**Task directions**
Select all lines with the string "JSON" in them, and copy those lines.

[Records excerpted from a collection]
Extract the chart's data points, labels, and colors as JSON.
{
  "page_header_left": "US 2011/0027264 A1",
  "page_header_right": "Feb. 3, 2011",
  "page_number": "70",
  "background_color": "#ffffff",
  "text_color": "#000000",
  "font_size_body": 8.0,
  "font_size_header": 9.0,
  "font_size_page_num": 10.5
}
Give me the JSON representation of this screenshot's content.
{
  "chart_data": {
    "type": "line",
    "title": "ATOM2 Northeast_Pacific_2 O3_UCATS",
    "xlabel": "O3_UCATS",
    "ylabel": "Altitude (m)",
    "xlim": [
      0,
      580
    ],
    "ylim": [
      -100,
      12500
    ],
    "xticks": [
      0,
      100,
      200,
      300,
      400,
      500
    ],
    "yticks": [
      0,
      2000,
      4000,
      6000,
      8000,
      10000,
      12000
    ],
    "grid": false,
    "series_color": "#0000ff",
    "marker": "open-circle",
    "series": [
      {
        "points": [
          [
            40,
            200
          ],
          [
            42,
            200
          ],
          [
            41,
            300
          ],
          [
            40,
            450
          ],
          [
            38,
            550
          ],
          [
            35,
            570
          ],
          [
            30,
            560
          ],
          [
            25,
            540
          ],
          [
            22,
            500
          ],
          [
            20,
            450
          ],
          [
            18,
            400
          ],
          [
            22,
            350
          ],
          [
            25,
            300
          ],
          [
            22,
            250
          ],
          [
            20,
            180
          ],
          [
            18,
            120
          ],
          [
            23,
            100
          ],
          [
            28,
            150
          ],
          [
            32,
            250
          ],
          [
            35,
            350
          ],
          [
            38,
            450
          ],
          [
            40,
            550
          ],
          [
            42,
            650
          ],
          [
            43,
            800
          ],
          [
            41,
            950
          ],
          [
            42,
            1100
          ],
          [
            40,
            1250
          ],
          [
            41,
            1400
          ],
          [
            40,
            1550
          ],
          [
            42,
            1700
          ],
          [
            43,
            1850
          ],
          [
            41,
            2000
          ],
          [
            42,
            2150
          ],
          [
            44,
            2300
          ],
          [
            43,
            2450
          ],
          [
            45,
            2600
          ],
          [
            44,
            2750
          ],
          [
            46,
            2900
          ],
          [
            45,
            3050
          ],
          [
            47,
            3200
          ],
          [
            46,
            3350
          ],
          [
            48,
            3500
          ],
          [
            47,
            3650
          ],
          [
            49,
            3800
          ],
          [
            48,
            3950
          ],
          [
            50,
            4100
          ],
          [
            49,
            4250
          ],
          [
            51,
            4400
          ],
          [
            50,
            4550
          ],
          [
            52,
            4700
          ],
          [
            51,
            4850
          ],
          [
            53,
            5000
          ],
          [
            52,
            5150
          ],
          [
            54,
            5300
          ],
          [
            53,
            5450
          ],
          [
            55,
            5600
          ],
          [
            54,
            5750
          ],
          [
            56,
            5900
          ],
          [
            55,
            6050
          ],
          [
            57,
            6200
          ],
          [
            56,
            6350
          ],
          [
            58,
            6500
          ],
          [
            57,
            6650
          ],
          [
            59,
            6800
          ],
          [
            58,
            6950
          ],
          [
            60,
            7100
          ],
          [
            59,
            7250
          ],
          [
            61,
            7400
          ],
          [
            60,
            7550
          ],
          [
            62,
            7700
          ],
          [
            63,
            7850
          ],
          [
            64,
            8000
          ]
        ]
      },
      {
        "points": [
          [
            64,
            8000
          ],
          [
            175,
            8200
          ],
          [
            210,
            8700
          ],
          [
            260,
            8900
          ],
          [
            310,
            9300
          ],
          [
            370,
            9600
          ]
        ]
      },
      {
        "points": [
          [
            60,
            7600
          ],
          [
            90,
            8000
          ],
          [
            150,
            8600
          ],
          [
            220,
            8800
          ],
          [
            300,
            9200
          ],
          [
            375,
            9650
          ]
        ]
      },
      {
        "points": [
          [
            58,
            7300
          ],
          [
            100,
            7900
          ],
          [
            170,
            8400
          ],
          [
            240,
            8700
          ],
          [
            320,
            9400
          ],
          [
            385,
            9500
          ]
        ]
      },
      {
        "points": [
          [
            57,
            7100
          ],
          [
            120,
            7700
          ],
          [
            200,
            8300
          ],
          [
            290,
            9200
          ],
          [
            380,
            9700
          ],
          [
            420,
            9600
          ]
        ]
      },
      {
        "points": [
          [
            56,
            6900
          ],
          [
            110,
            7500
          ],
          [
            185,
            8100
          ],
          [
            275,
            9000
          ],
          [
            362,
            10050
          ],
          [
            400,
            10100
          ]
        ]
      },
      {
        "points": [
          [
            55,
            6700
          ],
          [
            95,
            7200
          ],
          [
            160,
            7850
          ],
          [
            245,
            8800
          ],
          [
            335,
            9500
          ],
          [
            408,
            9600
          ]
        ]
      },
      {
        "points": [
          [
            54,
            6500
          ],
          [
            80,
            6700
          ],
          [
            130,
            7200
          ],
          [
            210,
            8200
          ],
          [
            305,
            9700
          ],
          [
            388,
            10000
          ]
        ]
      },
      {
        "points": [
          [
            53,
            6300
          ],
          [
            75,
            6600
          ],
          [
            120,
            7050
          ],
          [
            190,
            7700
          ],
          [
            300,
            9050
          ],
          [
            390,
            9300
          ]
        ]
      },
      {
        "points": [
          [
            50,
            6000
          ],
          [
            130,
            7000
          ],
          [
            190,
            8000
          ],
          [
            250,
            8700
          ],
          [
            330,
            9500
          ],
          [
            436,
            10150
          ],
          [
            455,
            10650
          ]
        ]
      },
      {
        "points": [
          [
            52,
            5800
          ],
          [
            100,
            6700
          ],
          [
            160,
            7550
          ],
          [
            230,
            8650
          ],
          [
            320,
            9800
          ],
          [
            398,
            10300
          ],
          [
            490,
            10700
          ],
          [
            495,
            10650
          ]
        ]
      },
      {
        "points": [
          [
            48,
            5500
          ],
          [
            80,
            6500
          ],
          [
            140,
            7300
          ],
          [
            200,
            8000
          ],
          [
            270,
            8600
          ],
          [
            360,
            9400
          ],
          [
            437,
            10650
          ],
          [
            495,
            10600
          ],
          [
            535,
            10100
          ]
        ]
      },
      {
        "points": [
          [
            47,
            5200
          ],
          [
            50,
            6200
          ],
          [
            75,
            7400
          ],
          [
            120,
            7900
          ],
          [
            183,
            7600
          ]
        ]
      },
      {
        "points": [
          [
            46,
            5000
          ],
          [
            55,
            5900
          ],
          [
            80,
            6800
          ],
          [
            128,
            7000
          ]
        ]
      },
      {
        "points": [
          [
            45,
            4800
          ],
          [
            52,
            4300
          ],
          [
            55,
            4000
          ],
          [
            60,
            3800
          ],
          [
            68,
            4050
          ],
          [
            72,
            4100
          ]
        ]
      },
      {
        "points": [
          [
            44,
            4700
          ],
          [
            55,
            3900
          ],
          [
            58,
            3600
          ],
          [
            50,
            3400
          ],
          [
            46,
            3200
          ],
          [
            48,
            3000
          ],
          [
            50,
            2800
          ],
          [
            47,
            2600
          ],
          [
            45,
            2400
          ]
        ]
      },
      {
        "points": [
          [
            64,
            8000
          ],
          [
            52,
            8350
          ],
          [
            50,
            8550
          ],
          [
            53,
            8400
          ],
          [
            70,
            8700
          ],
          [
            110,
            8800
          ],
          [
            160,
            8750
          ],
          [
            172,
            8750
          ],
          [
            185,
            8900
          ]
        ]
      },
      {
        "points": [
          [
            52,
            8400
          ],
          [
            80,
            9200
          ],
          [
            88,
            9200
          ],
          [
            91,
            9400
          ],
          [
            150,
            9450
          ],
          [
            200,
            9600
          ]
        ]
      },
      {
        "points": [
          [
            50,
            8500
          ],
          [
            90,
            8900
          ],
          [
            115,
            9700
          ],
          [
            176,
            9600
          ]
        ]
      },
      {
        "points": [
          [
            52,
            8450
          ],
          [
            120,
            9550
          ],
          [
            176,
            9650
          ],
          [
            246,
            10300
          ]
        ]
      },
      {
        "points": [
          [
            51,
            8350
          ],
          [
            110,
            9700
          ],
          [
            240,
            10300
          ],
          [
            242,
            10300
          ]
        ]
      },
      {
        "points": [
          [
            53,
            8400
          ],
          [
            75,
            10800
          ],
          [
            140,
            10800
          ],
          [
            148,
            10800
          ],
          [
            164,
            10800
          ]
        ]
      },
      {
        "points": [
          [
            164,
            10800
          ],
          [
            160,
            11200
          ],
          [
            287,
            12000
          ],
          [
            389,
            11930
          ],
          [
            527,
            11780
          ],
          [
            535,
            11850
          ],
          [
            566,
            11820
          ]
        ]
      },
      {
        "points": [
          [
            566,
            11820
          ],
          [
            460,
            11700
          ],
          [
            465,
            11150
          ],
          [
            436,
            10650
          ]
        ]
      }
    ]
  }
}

**Answer below**
Extract the chart's data points, labels, and colors as JSON.
Give me the JSON representation of this screenshot's content.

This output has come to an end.